Restate all the material verbatim, except for the pictures.

----- Entries shown

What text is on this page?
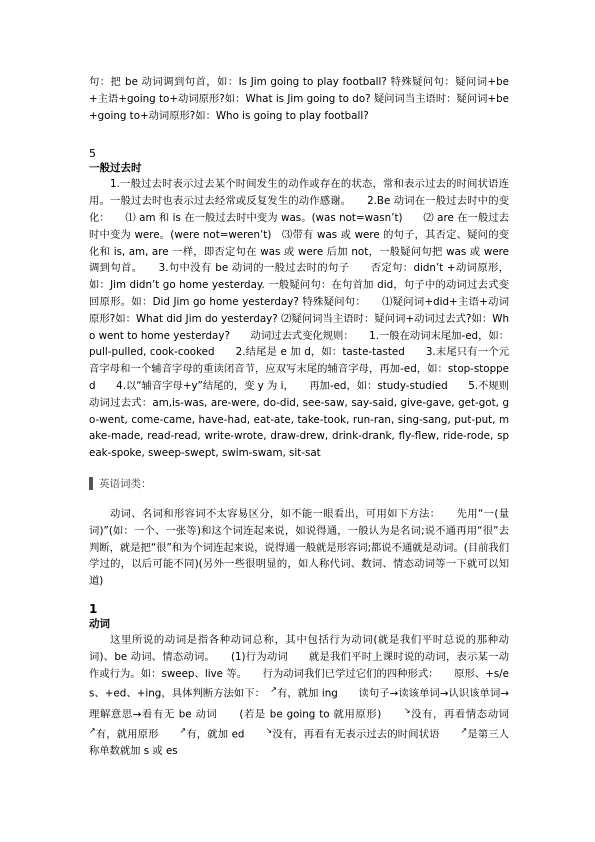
句：把 be 动词调到句首，如：Is Jim going to play football? 特殊疑问句：疑问词+be+主语+going to+动词原形?如：What is Jim going to do? 疑问词当主语时：疑问词+be+going to+动词原形?如：Who is going to play football?

5

一般过去时

1.一般过去时表示过去某个时间发生的动作或存在的状态，常和表示过去的时间状语连用。一般过去时也表示过去经常或反复发生的动作感谢。　　2.Be 动词在一般过去时中的变化：　　⑴ am 和 is 在一般过去时中变为 was。(was not=wasn’t)　　⑵ are 在一般过去时中变为 were。(were not=weren’t)　⑶带有 was 或 were 的句子，其否定、疑问的变化和 is, am, are 一样，即否定句在 was 或 were 后加 not，一般疑问句把 was 或 were 调到句首。　　3.句中没有 be 动词的一般过去时的句子　　否定句：didn’t +动词原形，如：Jim didn’t go home yesterday. 一般疑问句：在句首加 did，句子中的动词过去式变回原形。如：Did Jim go home yesterday? 特殊疑问句：　　⑴疑问词+did+主语+动词原形?如：What did Jim do yesterday? ⑵疑问词当主语时：疑问词+动词过去式?如：Who went to home yesterday?　　动词过去式变化规则：　　1.一般在动词末尾加-ed，如：pull-pulled, cook-cooked　　2.结尾是 e 加 d，如：taste-tasted　　3.末尾只有一个元音字母和一个辅音字母的重读闭音节，应双写末尾的辅音字母，再加-ed，如：stop-stopped　　4.以“辅音字母+y”结尾的，变 y 为 i，　　再加-ed，如：study-studied　　5.不规则动词过去式：am,is-was, are-were, do-did, see-saw, say-said, give-gave, get-got, go-went, come-came, have-had, eat-ate, take-took, run-ran, sing-sang, put-put, make-made, read-read, write-wrote, draw-drew, drink-drank, fly-flew, ride-rode, speak-spoke, sweep-swept, swim-swam, sit-sat

英语词类：

动词、名词和形容词不太容易区分，如不能一眼看出，可用如下方法：　　先用“一(量词)”(如：一个、一张等)和这个词连起来说，如说得通，一般认为是名词;说不通再用“很”去判断，就是把“很”和为个词连起来说，说得通一般就是形容词;都说不通就是动词。(目前我们学过的，以后可能不同)(另外一些很明显的，如人称代词、数词、情态动词等一下就可以知道)

1

动词

这里所说的动词是指各种动词总称，其中包括行为动词(就是我们平时总说的那种动词)、be 动词、情态动词。　　(1)行为动词　　就是我们平时上课时说的动词，表示某一动作或行为。如：sweep、live 等。　　行为动词我们已学过它们的四种形式：　　原形、+s/es、+ed、+ing，具体判断方法如下：　↗有，就加 ing　　读句子→读该单词→认识该单词→理解意思→看有无 be 动词　　(若是 be going to 就用原形)　　↘没有，再看情态动词　　↗有，就用原形　　↗有，就加 ed　　↘没有，再看有无表示过去的时间状语　　↗是第三人称单数就加 s 或 es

----------

Final result:
What text is on this page?
句：把 be 动词调到句首，如：Is Jim going to play football? 特殊疑问句：疑问词+be+主语+going to+动词原形?如：What is Jim going to do? 疑问词当主语时：疑问词+be+going to+动词原形?如：Who is going to play football?

5

一般过去时

1.一般过去时表示过去某个时间发生的动作或存在的状态，常和表示过去的时间状语连用。一般过去时也表示过去经常或反复发生的动作感谢。　　2.Be 动词在一般过去时中的变化：　　⑴ am 和 is 在一般过去时中变为 was。(was not=wasn’t)　　⑵ are 在一般过去时中变为 were。(were not=weren’t)　⑶带有 was 或 were 的句子，其否定、疑问的变化和 is, am, are 一样，即否定句在 was 或 were 后加 not，一般疑问句把 was 或 were 调到句首。　　3.句中没有 be 动词的一般过去时的句子　　否定句：didn’t +动词原形，如：Jim didn’t go home yesterday. 一般疑问句：在句首加 did，句子中的动词过去式变回原形。如：Did Jim go home yesterday? 特殊疑问句：　　⑴疑问词+did+主语+动词原形?如：What did Jim do yesterday? ⑵疑问词当主语时：疑问词+动词过去式?如：Who went to home yesterday?　　动词过去式变化规则：　　1.一般在动词末尾加-ed，如：pull-pulled, cook-cooked　　2.结尾是 e 加 d，如：taste-tasted　　3.末尾只有一个元音字母和一个辅音字母的重读闭音节，应双写末尾的辅音字母，再加-ed，如：stop-stopped　　4.以“辅音字母+y”结尾的，变 y 为 i，　　再加-ed，如：study-studied　　5.不规则动词过去式：am,is-was, are-were, do-did, see-saw, say-said, give-gave, get-got, go-went, come-came, have-had, eat-ate, take-took, run-ran, sing-sang, put-put, make-made, read-read, write-wrote, draw-drew, drink-drank, fly-flew, ride-rode, speak-spoke, sweep-swept, swim-swam, sit-sat

英语词类：

动词、名词和形容词不太容易区分，如不能一眼看出，可用如下方法：　　先用“一(量词)”(如：一个、一张等)和这个词连起来说，如说得通，一般认为是名词;说不通再用“很”去判断，就是把“很”和为个词连起来说，说得通一般就是形容词;都说不通就是动词。(目前我们学过的，以后可能不同)(另外一些很明显的，如人称代词、数词、情态动词等一下就可以知道)

1

动词

这里所说的动词是指各种动词总称，其中包括行为动词(就是我们平时总说的那种动词)、be 动词、情态动词。　　(1)行为动词　　就是我们平时上课时说的动词，表示某一动作或行为。如：sweep、live 等。　　行为动词我们已学过它们的四种形式：　　原形、+s/es、+ed、+ing，具体判断方法如下：　↗有，就加 ing　　读句子→读该单词→认识该单词→理解意思→看有无 be 动词　　(若是 be going to 就用原形)　　↘没有，再看情态动词　　↗有，就用原形　　↗有，就加 ed　　↘没有，再看有无表示过去的时间状语　　↗是第三人称单数就加 s 或 es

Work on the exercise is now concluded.